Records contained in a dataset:
— BEGIN —

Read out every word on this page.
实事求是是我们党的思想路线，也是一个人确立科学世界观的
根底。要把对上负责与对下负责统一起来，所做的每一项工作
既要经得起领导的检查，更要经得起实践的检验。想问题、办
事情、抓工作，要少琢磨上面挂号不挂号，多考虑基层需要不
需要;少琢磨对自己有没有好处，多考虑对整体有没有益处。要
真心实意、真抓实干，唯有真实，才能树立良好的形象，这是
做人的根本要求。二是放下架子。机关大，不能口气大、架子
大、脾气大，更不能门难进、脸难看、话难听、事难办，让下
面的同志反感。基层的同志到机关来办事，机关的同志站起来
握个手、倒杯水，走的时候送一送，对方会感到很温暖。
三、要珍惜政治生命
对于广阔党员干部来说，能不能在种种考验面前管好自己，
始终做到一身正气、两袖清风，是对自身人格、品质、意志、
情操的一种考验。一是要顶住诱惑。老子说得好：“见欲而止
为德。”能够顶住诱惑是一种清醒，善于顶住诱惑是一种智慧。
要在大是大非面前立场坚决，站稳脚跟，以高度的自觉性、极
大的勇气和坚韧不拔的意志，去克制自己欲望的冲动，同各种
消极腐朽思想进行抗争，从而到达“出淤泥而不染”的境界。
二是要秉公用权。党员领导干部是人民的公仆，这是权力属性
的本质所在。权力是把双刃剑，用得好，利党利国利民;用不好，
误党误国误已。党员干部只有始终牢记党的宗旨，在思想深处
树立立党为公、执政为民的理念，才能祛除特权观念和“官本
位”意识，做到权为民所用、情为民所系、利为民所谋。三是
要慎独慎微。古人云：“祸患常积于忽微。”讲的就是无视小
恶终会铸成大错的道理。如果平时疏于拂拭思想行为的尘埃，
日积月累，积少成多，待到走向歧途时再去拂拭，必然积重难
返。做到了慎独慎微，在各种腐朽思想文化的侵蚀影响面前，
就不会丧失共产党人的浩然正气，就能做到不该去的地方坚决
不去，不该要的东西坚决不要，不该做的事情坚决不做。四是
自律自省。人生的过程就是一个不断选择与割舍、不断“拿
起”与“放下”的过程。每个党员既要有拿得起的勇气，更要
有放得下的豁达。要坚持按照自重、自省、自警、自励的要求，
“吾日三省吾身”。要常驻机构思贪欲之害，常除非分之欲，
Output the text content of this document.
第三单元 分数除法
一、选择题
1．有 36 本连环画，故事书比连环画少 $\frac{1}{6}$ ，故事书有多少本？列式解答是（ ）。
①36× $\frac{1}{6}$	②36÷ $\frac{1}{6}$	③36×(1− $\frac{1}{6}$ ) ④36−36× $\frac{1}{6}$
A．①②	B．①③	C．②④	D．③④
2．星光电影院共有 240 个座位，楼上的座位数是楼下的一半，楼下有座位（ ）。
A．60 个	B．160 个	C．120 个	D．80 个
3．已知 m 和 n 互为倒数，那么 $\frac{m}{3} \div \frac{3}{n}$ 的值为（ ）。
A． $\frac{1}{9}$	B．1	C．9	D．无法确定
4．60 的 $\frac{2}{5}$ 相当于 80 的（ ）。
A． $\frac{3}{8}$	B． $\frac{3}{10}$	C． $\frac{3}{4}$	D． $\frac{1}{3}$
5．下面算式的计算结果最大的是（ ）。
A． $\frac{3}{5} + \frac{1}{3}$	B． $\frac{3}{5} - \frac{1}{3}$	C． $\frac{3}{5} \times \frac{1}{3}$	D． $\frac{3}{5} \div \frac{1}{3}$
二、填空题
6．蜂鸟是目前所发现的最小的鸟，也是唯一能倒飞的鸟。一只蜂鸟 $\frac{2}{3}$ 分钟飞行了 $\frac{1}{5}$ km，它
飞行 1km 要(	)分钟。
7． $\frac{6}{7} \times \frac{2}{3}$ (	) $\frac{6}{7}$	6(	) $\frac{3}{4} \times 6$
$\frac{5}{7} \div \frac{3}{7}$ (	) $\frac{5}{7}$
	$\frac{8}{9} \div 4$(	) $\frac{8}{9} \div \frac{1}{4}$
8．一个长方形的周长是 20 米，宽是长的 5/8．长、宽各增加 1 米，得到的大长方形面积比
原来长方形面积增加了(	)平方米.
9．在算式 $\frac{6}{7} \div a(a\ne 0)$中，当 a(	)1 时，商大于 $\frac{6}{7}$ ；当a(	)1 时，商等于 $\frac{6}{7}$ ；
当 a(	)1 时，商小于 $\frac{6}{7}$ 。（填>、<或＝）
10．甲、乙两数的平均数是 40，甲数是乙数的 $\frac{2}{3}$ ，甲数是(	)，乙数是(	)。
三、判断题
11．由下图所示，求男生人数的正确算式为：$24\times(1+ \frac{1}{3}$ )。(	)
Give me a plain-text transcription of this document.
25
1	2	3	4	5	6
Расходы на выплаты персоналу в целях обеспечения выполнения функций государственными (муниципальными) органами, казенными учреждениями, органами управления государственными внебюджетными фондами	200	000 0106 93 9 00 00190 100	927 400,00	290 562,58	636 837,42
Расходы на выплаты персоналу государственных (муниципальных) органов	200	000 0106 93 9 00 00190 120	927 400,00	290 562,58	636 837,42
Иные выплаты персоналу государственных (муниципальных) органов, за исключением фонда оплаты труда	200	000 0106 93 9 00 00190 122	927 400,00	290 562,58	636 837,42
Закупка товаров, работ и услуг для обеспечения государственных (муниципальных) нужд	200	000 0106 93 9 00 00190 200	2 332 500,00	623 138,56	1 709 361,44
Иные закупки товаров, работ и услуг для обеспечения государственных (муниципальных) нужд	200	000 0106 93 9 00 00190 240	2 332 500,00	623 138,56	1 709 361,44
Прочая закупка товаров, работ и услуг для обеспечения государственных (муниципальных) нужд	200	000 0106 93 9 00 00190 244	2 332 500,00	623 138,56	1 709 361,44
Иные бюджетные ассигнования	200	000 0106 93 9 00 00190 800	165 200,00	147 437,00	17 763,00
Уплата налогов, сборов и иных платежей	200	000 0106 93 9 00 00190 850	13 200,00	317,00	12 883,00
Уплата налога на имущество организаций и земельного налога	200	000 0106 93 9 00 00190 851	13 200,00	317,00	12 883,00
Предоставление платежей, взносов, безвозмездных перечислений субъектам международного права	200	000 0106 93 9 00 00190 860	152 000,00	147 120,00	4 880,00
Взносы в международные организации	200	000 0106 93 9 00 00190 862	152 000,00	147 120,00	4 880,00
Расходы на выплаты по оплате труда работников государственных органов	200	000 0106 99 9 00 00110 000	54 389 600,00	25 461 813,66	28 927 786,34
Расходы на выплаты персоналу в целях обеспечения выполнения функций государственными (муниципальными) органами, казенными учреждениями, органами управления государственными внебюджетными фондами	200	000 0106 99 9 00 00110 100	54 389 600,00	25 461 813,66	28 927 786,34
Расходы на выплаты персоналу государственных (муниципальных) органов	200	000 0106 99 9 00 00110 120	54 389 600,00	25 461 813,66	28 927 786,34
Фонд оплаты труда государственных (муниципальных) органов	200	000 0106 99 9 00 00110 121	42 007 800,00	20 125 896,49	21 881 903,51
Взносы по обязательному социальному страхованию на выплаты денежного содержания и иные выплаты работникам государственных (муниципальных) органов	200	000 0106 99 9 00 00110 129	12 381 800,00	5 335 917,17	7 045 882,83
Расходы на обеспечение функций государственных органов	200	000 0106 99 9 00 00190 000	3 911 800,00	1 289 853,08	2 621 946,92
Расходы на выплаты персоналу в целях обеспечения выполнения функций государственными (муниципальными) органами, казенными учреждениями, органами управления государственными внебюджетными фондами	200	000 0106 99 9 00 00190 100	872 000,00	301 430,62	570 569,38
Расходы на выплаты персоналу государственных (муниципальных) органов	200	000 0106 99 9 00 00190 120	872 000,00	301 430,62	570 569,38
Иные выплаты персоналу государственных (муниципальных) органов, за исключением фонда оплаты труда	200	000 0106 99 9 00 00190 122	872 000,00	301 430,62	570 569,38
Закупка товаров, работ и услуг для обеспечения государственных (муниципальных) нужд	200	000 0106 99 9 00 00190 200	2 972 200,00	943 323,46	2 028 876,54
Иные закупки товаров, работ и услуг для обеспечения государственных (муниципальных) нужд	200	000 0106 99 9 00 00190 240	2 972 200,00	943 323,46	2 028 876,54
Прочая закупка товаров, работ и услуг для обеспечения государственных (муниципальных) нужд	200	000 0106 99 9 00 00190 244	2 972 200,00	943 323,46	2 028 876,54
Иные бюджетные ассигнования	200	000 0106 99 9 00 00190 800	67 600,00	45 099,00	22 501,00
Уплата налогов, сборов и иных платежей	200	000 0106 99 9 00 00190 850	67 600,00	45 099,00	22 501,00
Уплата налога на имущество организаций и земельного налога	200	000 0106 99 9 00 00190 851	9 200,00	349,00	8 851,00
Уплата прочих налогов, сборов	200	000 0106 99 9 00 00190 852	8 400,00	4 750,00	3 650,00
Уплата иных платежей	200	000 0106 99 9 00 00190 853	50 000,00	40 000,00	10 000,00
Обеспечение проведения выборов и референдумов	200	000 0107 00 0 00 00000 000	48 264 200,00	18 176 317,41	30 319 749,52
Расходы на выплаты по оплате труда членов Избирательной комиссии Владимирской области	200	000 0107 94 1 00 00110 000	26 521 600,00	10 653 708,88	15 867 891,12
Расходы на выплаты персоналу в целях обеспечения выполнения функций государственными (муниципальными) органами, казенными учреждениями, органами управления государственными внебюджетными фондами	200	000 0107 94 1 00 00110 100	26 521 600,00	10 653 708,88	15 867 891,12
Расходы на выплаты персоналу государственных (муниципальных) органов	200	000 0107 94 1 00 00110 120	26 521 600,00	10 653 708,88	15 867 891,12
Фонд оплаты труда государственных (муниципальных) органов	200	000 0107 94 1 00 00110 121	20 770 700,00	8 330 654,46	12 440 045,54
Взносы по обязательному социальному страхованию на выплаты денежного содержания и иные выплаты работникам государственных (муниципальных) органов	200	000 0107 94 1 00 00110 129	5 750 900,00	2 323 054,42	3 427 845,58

— END —

Select from the material above each line in which the string "this" appears, and list those lines.

◆ TASK ANSWER:
Read out every word on this page.
Output the text content of this document.
Give me a plain-text transcription of this document.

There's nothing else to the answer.